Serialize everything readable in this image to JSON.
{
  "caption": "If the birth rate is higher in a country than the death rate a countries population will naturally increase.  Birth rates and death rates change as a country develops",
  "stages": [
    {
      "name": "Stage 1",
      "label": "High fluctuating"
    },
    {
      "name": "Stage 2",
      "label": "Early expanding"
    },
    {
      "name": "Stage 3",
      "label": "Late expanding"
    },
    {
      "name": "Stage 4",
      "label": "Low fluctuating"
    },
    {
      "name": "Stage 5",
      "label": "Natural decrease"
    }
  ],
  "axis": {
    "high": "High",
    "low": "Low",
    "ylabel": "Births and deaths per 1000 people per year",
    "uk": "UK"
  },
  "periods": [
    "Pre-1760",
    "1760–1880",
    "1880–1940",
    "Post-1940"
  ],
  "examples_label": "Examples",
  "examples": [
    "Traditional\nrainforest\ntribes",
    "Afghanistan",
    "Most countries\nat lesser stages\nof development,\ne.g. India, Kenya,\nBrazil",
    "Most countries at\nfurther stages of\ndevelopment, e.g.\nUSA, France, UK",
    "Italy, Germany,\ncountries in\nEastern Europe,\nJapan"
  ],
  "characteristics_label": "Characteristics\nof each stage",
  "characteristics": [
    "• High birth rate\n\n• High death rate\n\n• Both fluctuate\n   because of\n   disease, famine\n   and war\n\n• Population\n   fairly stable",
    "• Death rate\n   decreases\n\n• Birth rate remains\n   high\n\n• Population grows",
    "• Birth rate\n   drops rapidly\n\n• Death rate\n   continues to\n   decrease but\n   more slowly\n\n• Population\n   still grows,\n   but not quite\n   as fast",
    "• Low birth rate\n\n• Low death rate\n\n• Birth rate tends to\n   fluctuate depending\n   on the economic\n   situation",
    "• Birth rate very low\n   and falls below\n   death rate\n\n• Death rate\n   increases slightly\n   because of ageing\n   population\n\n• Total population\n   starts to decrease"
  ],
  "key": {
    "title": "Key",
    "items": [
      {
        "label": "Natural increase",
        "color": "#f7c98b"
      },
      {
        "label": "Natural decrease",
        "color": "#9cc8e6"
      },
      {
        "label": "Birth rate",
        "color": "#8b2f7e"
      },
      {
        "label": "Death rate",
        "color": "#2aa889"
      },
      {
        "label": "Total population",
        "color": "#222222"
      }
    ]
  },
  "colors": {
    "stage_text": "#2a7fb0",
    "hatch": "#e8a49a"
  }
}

▸ Problem description:
Write every entry out again exactly.

▸ Written answer:
Serialize everything readable in this image to JSON.
{
  "caption": "If the birth rate is higher in a country than the death rate a countries population will naturally increase.  Birth rates and death rates change as a country develops",
  "stages": [
    {
      "name": "Stage 1",
      "label": "High fluctuating"
    },
    {
      "name": "Stage 2",
      "label": "Early expanding"
    },
    {
      "name": "Stage 3",
      "label": "Late expanding"
    },
    {
      "name": "Stage 4",
      "label": "Low fluctuating"
    },
    {
      "name": "Stage 5",
      "label": "Natural decrease"
    }
  ],
  "axis": {
    "high": "High",
    "low": "Low",
    "ylabel": "Births and deaths per 1000 people per year",
    "uk": "UK"
  },
  "periods": [
    "Pre-1760",
    "1760–1880",
    "1880–1940",
    "Post-1940"
  ],
  "examples_label": "Examples",
  "examples": [
    "Traditional\nrainforest\ntribes",
    "Afghanistan",
    "Most countries\nat lesser stages\nof development,\ne.g. India, Kenya,\nBrazil",
    "Most countries at\nfurther stages of\ndevelopment, e.g.\nUSA, France, UK",
    "Italy, Germany,\ncountries in\nEastern Europe,\nJapan"
  ],
  "characteristics_label": "Characteristics\nof each stage",
  "characteristics": [
    "• High birth rate\n\n• High death rate\n\n• Both fluctuate\n   because of\n   disease, famine\n   and war\n\n• Population\n   fairly stable",
    "• Death rate\n   decreases\n\n• Birth rate remains\n   high\n\n• Population grows",
    "• Birth rate\n   drops rapidly\n\n• Death rate\n   continues to\n   decrease but\n   more slowly\n\n• Population\n   still grows,\n   but not quite\n   as fast",
    "• Low birth rate\n\n• Low death rate\n\n• Birth rate tends to\n   fluctuate depending\n   on the economic\n   situation",
    "• Birth rate very low\n   and falls below\n   death rate\n\n• Death rate\n   increases slightly\n   because of ageing\n   population\n\n• Total population\n   starts to decrease"
  ],
  "key": {
    "title": "Key",
    "items": [
      {
        "label": "Natural increase",
        "color": "#f7c98b"
      },
      {
        "label": "Natural decrease",
        "color": "#9cc8e6"
      },
      {
        "label": "Birth rate",
        "color": "#8b2f7e"
      },
      {
        "label": "Death rate",
        "color": "#2aa889"
      },
      {
        "label": "Total population",
        "color": "#222222"
      }
    ]
  },
  "colors": {
    "stage_text": "#2a7fb0",
    "hatch": "#e8a49a"
  }
}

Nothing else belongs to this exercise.